### SET EXERCISE
Below are some records. Copy every line in them that holds "JSON".

------ SUPPLIED INFORMATION ------

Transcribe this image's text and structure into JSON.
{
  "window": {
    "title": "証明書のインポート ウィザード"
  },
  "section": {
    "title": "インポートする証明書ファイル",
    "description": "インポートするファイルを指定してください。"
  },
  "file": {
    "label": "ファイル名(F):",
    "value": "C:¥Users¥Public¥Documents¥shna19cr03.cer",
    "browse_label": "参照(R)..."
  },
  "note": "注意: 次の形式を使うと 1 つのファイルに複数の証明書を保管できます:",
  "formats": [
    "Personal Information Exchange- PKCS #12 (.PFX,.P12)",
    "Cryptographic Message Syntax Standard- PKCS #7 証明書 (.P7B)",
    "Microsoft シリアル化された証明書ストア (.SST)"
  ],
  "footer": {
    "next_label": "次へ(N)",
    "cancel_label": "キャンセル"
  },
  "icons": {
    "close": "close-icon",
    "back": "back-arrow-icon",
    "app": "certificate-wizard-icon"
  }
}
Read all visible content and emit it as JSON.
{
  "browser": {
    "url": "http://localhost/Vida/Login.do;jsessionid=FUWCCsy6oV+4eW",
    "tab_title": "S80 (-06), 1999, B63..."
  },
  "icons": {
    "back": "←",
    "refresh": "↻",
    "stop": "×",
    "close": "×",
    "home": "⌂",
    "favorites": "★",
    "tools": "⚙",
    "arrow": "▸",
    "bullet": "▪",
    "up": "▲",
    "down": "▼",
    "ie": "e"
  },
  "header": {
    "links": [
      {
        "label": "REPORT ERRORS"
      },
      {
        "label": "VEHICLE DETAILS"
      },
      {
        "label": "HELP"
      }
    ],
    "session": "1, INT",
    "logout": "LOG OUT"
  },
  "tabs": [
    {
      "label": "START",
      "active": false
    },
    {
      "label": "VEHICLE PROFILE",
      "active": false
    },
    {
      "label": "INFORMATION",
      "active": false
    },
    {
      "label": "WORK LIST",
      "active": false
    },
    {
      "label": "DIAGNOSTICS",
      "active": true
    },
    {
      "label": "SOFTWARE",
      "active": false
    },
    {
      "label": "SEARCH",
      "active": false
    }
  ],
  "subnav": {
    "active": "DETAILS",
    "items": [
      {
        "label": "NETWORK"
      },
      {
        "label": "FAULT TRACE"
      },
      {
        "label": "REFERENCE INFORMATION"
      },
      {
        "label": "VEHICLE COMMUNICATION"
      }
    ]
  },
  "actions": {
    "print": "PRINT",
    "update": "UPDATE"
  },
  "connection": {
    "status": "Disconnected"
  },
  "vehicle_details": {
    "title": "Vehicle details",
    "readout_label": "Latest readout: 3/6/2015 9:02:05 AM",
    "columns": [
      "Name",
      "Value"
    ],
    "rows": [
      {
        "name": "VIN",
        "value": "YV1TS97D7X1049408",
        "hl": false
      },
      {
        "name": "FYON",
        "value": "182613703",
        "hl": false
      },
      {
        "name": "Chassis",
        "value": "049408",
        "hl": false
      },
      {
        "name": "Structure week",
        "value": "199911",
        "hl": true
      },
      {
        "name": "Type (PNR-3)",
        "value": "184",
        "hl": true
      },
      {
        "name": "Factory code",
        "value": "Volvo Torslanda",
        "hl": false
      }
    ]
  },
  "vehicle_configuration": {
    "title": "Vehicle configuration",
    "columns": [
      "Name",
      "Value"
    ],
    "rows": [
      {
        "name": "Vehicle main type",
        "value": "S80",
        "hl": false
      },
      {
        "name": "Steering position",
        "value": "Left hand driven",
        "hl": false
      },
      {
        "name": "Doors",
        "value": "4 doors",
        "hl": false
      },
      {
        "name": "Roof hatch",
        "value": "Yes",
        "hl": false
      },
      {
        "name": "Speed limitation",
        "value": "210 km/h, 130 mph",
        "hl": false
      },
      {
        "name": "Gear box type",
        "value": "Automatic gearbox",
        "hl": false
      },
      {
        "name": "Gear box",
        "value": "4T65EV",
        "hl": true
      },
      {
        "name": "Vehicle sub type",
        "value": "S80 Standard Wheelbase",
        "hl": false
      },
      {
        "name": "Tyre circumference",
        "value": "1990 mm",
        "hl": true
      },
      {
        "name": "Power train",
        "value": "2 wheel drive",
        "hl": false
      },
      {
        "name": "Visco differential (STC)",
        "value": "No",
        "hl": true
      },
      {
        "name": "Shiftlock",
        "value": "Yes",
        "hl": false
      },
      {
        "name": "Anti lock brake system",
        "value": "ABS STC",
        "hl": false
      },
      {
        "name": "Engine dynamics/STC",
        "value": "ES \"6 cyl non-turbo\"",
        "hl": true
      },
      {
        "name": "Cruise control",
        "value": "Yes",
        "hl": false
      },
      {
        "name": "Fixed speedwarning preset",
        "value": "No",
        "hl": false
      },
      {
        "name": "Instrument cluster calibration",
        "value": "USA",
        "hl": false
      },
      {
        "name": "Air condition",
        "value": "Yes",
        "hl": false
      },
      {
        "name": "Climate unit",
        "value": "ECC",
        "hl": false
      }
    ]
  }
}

------

### TASK RESPONSE
Transcribe this image's text and structure into JSON.
Read all visible content and emit it as JSON.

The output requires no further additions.